- **Challenge**: Produce an exact copy of all the records.

[Stored data entries]
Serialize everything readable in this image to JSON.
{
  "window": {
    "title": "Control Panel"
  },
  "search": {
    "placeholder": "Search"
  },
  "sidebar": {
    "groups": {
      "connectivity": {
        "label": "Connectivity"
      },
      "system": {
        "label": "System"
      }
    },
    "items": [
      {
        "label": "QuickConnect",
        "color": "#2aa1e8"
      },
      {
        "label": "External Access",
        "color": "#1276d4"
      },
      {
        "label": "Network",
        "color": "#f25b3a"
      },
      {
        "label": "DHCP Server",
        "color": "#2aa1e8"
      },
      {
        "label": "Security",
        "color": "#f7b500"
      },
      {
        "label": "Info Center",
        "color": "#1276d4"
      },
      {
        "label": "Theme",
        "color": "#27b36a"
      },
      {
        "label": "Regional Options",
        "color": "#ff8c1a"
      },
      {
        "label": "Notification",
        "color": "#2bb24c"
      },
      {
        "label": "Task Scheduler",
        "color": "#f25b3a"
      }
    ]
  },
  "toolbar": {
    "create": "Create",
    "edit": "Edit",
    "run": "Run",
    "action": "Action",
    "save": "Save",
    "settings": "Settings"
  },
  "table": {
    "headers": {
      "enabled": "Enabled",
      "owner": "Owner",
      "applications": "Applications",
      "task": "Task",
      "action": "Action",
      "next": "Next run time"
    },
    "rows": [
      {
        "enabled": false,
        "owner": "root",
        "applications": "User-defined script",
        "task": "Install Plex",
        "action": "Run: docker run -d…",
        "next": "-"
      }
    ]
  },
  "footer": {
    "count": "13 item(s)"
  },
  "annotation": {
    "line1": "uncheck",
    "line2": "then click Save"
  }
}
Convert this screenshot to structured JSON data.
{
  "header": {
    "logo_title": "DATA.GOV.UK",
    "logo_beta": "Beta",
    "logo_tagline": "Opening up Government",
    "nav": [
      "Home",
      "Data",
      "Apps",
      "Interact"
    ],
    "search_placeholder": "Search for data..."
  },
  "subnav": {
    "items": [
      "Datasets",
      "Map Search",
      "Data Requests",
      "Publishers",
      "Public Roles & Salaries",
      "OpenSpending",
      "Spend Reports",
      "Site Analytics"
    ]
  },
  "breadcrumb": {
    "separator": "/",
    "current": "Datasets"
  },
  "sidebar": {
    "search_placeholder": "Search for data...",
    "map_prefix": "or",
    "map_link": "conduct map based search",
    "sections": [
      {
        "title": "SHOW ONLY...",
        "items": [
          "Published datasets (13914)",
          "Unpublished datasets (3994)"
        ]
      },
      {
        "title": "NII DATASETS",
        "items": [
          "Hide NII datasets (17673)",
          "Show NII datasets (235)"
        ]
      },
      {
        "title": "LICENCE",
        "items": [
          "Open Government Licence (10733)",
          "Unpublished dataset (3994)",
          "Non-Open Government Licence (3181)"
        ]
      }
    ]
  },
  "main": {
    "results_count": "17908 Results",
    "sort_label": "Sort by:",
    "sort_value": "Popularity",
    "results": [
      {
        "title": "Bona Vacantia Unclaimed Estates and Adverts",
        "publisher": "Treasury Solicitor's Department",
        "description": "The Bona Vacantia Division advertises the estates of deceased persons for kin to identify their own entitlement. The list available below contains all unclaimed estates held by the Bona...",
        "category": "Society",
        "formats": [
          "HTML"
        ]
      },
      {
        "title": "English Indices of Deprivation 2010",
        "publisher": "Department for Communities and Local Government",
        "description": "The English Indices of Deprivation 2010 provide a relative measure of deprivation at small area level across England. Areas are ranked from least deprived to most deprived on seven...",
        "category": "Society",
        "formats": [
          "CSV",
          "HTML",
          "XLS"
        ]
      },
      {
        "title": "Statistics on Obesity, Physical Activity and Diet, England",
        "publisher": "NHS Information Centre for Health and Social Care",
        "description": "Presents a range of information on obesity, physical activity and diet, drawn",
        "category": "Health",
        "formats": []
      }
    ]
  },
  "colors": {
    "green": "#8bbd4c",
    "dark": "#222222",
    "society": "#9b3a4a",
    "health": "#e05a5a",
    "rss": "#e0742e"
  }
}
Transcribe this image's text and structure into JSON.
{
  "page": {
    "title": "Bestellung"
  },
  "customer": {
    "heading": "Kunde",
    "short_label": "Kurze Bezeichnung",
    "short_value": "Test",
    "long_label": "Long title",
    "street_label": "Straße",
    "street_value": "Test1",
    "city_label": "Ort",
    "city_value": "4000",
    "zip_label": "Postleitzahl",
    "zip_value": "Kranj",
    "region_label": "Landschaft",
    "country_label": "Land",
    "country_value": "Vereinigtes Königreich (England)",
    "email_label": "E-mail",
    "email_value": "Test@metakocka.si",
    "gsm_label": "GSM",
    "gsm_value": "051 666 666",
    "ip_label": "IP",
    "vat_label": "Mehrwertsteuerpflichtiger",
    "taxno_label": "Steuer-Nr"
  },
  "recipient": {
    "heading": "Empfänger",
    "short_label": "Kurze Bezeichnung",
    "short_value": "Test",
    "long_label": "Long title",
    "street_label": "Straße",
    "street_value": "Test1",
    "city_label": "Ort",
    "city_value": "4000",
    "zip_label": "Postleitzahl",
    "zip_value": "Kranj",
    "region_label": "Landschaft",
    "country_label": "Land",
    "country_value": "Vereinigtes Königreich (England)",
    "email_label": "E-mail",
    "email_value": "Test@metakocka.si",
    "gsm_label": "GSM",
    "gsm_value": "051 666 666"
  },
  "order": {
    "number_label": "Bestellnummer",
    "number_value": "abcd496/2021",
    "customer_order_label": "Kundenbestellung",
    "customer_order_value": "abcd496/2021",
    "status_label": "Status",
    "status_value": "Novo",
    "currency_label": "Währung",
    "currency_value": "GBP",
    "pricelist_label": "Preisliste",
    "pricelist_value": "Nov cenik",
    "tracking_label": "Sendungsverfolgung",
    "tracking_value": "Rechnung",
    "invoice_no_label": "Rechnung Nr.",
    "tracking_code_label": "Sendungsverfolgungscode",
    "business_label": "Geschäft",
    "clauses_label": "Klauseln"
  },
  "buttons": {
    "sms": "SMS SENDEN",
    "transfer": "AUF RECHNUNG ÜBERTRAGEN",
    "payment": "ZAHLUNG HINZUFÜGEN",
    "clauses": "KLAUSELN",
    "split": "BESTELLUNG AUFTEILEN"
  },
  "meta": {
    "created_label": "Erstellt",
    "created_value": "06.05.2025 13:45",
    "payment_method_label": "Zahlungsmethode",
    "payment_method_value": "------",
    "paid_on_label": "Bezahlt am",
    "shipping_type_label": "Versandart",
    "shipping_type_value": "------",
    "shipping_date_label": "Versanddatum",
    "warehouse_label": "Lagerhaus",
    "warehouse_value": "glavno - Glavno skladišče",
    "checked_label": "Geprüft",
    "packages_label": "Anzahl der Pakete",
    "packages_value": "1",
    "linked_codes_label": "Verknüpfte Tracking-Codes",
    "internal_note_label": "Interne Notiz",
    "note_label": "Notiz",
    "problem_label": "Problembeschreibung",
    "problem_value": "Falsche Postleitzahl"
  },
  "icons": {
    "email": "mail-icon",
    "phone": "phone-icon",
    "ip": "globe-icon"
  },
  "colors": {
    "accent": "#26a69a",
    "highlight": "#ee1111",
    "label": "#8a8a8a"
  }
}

- **Finished answer**:
Serialize everything readable in this image to JSON.
{
  "window": {
    "title": "Control Panel"
  },
  "search": {
    "placeholder": "Search"
  },
  "sidebar": {
    "groups": {
      "connectivity": {
        "label": "Connectivity"
      },
      "system": {
        "label": "System"
      }
    },
    "items": [
      {
        "label": "QuickConnect",
        "color": "#2aa1e8"
      },
      {
        "label": "External Access",
        "color": "#1276d4"
      },
      {
        "label": "Network",
        "color": "#f25b3a"
      },
      {
        "label": "DHCP Server",
        "color": "#2aa1e8"
      },
      {
        "label": "Security",
        "color": "#f7b500"
      },
      {
        "label": "Info Center",
        "color": "#1276d4"
      },
      {
        "label": "Theme",
        "color": "#27b36a"
      },
      {
        "label": "Regional Options",
        "color": "#ff8c1a"
      },
      {
        "label": "Notification",
        "color": "#2bb24c"
      },
      {
        "label": "Task Scheduler",
        "color": "#f25b3a"
      }
    ]
  },
  "toolbar": {
    "create": "Create",
    "edit": "Edit",
    "run": "Run",
    "action": "Action",
    "save": "Save",
    "settings": "Settings"
  },
  "table": {
    "headers": {
      "enabled": "Enabled",
      "owner": "Owner",
      "applications": "Applications",
      "task": "Task",
      "action": "Action",
      "next": "Next run time"
    },
    "rows": [
      {
        "enabled": false,
        "owner": "root",
        "applications": "User-defined script",
        "task": "Install Plex",
        "action": "Run: docker run -d…",
        "next": "-"
      }
    ]
  },
  "footer": {
    "count": "13 item(s)"
  },
  "annotation": {
    "line1": "uncheck",
    "line2": "then click Save"
  }
}
Convert this screenshot to structured JSON data.
{
  "header": {
    "logo_title": "DATA.GOV.UK",
    "logo_beta": "Beta",
    "logo_tagline": "Opening up Government",
    "nav": [
      "Home",
      "Data",
      "Apps",
      "Interact"
    ],
    "search_placeholder": "Search for data..."
  },
  "subnav": {
    "items": [
      "Datasets",
      "Map Search",
      "Data Requests",
      "Publishers",
      "Public Roles & Salaries",
      "OpenSpending",
      "Spend Reports",
      "Site Analytics"
    ]
  },
  "breadcrumb": {
    "separator": "/",
    "current": "Datasets"
  },
  "sidebar": {
    "search_placeholder": "Search for data...",
    "map_prefix": "or",
    "map_link": "conduct map based search",
    "sections": [
      {
        "title": "SHOW ONLY...",
        "items": [
          "Published datasets (13914)",
          "Unpublished datasets (3994)"
        ]
      },
      {
        "title": "NII DATASETS",
        "items": [
          "Hide NII datasets (17673)",
          "Show NII datasets (235)"
        ]
      },
      {
        "title": "LICENCE",
        "items": [
          "Open Government Licence (10733)",
          "Unpublished dataset (3994)",
          "Non-Open Government Licence (3181)"
        ]
      }
    ]
  },
  "main": {
    "results_count": "17908 Results",
    "sort_label": "Sort by:",
    "sort_value": "Popularity",
    "results": [
      {
        "title": "Bona Vacantia Unclaimed Estates and Adverts",
        "publisher": "Treasury Solicitor's Department",
        "description": "The Bona Vacantia Division advertises the estates of deceased persons for kin to identify their own entitlement. The list available below contains all unclaimed estates held by the Bona...",
        "category": "Society",
        "formats": [
          "HTML"
        ]
      },
      {
        "title": "English Indices of Deprivation 2010",
        "publisher": "Department for Communities and Local Government",
        "description": "The English Indices of Deprivation 2010 provide a relative measure of deprivation at small area level across England. Areas are ranked from least deprived to most deprived on seven...",
        "category": "Society",
        "formats": [
          "CSV",
          "HTML",
          "XLS"
        ]
      },
      {
        "title": "Statistics on Obesity, Physical Activity and Diet, England",
        "publisher": "NHS Information Centre for Health and Social Care",
        "description": "Presents a range of information on obesity, physical activity and diet, drawn",
        "category": "Health",
        "formats": []
      }
    ]
  },
  "colors": {
    "green": "#8bbd4c",
    "dark": "#222222",
    "society": "#9b3a4a",
    "health": "#e05a5a",
    "rss": "#e0742e"
  }
}
Transcribe this image's text and structure into JSON.
{
  "page": {
    "title": "Bestellung"
  },
  "customer": {
    "heading": "Kunde",
    "short_label": "Kurze Bezeichnung",
    "short_value": "Test",
    "long_label": "Long title",
    "street_label": "Straße",
    "street_value": "Test1",
    "city_label": "Ort",
    "city_value": "4000",
    "zip_label": "Postleitzahl",
    "zip_value": "Kranj",
    "region_label": "Landschaft",
    "country_label": "Land",
    "country_value": "Vereinigtes Königreich (England)",
    "email_label": "E-mail",
    "email_value": "Test@metakocka.si",
    "gsm_label": "GSM",
    "gsm_value": "051 666 666",
    "ip_label": "IP",
    "vat_label": "Mehrwertsteuerpflichtiger",
    "taxno_label": "Steuer-Nr"
  },
  "recipient": {
    "heading": "Empfänger",
    "short_label": "Kurze Bezeichnung",
    "short_value": "Test",
    "long_label": "Long title",
    "street_label": "Straße",
    "street_value": "Test1",
    "city_label": "Ort",
    "city_value": "4000",
    "zip_label": "Postleitzahl",
    "zip_value": "Kranj",
    "region_label": "Landschaft",
    "country_label": "Land",
    "country_value": "Vereinigtes Königreich (England)",
    "email_label": "E-mail",
    "email_value": "Test@metakocka.si",
    "gsm_label": "GSM",
    "gsm_value": "051 666 666"
  },
  "order": {
    "number_label": "Bestellnummer",
    "number_value": "abcd496/2021",
    "customer_order_label": "Kundenbestellung",
    "customer_order_value": "abcd496/2021",
    "status_label": "Status",
    "status_value": "Novo",
    "currency_label": "Währung",
    "currency_value": "GBP",
    "pricelist_label": "Preisliste",
    "pricelist_value": "Nov cenik",
    "tracking_label": "Sendungsverfolgung",
    "tracking_value": "Rechnung",
    "invoice_no_label": "Rechnung Nr.",
    "tracking_code_label": "Sendungsverfolgungscode",
    "business_label": "Geschäft",
    "clauses_label": "Klauseln"
  },
  "buttons": {
    "sms": "SMS SENDEN",
    "transfer": "AUF RECHNUNG ÜBERTRAGEN",
    "payment": "ZAHLUNG HINZUFÜGEN",
    "clauses": "KLAUSELN",
    "split": "BESTELLUNG AUFTEILEN"
  },
  "meta": {
    "created_label": "Erstellt",
    "created_value": "06.05.2025 13:45",
    "payment_method_label": "Zahlungsmethode",
    "payment_method_value": "------",
    "paid_on_label": "Bezahlt am",
    "shipping_type_label": "Versandart",
    "shipping_type_value": "------",
    "shipping_date_label": "Versanddatum",
    "warehouse_label": "Lagerhaus",
    "warehouse_value": "glavno - Glavno skladišče",
    "checked_label": "Geprüft",
    "packages_label": "Anzahl der Pakete",
    "packages_value": "1",
    "linked_codes_label": "Verknüpfte Tracking-Codes",
    "internal_note_label": "Interne Notiz",
    "note_label": "Notiz",
    "problem_label": "Problembeschreibung",
    "problem_value": "Falsche Postleitzahl"
  },
  "icons": {
    "email": "mail-icon",
    "phone": "phone-icon",
    "ip": "globe-icon"
  },
  "colors": {
    "accent": "#26a69a",
    "highlight": "#ee1111",
    "label": "#8a8a8a"
  }
}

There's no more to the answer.